:: Raw records ::

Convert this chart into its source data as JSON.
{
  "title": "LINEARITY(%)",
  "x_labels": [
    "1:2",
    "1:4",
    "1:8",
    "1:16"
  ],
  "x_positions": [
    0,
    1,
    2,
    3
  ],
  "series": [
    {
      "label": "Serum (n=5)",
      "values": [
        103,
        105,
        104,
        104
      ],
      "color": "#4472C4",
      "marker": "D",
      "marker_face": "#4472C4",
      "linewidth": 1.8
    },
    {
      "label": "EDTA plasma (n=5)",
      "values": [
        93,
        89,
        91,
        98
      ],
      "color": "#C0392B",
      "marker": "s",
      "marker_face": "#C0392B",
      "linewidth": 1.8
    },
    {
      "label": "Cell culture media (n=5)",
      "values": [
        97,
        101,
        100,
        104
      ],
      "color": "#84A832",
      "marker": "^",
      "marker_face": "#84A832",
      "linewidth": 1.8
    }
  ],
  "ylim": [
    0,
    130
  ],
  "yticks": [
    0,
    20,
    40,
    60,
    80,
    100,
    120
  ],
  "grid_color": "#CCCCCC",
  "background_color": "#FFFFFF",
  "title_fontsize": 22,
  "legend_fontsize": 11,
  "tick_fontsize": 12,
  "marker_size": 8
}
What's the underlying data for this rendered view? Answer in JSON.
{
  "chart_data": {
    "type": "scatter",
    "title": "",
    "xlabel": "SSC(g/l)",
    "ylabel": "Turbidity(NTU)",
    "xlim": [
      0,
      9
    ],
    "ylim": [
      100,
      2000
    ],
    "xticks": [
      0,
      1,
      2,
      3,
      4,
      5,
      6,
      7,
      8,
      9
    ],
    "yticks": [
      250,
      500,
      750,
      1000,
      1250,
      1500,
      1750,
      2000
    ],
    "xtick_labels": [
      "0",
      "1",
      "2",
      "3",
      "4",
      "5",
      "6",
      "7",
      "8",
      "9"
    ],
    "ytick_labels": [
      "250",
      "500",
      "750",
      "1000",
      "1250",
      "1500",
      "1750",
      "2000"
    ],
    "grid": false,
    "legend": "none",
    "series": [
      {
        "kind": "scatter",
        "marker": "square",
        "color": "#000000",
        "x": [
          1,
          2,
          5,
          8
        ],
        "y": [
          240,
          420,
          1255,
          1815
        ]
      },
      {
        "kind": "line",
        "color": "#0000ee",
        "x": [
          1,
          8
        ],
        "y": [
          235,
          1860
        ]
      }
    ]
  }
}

:::

#### Your instructions:
Output all of the data again, exactly.

#### Response to the exercise:
Convert this chart into its source data as JSON.
{
  "title": "LINEARITY(%)",
  "x_labels": [
    "1:2",
    "1:4",
    "1:8",
    "1:16"
  ],
  "x_positions": [
    0,
    1,
    2,
    3
  ],
  "series": [
    {
      "label": "Serum (n=5)",
      "values": [
        103,
        105,
        104,
        104
      ],
      "color": "#4472C4",
      "marker": "D",
      "marker_face": "#4472C4",
      "linewidth": 1.8
    },
    {
      "label": "EDTA plasma (n=5)",
      "values": [
        93,
        89,
        91,
        98
      ],
      "color": "#C0392B",
      "marker": "s",
      "marker_face": "#C0392B",
      "linewidth": 1.8
    },
    {
      "label": "Cell culture media (n=5)",
      "values": [
        97,
        101,
        100,
        104
      ],
      "color": "#84A832",
      "marker": "^",
      "marker_face": "#84A832",
      "linewidth": 1.8
    }
  ],
  "ylim": [
    0,
    130
  ],
  "yticks": [
    0,
    20,
    40,
    60,
    80,
    100,
    120
  ],
  "grid_color": "#CCCCCC",
  "background_color": "#FFFFFF",
  "title_fontsize": 22,
  "legend_fontsize": 11,
  "tick_fontsize": 12,
  "marker_size": 8
}
What's the underlying data for this rendered view? Answer in JSON.
{
  "chart_data": {
    "type": "scatter",
    "title": "",
    "xlabel": "SSC(g/l)",
    "ylabel": "Turbidity(NTU)",
    "xlim": [
      0,
      9
    ],
    "ylim": [
      100,
      2000
    ],
    "xticks": [
      0,
      1,
      2,
      3,
      4,
      5,
      6,
      7,
      8,
      9
    ],
    "yticks": [
      250,
      500,
      750,
      1000,
      1250,
      1500,
      1750,
      2000
    ],
    "xtick_labels": [
      "0",
      "1",
      "2",
      "3",
      "4",
      "5",
      "6",
      "7",
      "8",
      "9"
    ],
    "ytick_labels": [
      "250",
      "500",
      "750",
      "1000",
      "1250",
      "1500",
      "1750",
      "2000"
    ],
    "grid": false,
    "legend": "none",
    "series": [
      {
        "kind": "scatter",
        "marker": "square",
        "color": "#000000",
        "x": [
          1,
          2,
          5,
          8
        ],
        "y": [
          240,
          420,
          1255,
          1815
        ]
      },
      {
        "kind": "line",
        "color": "#0000ee",
        "x": [
          1,
          8
        ],
        "y": [
          235,
          1860
        ]
      }
    ]
  }
}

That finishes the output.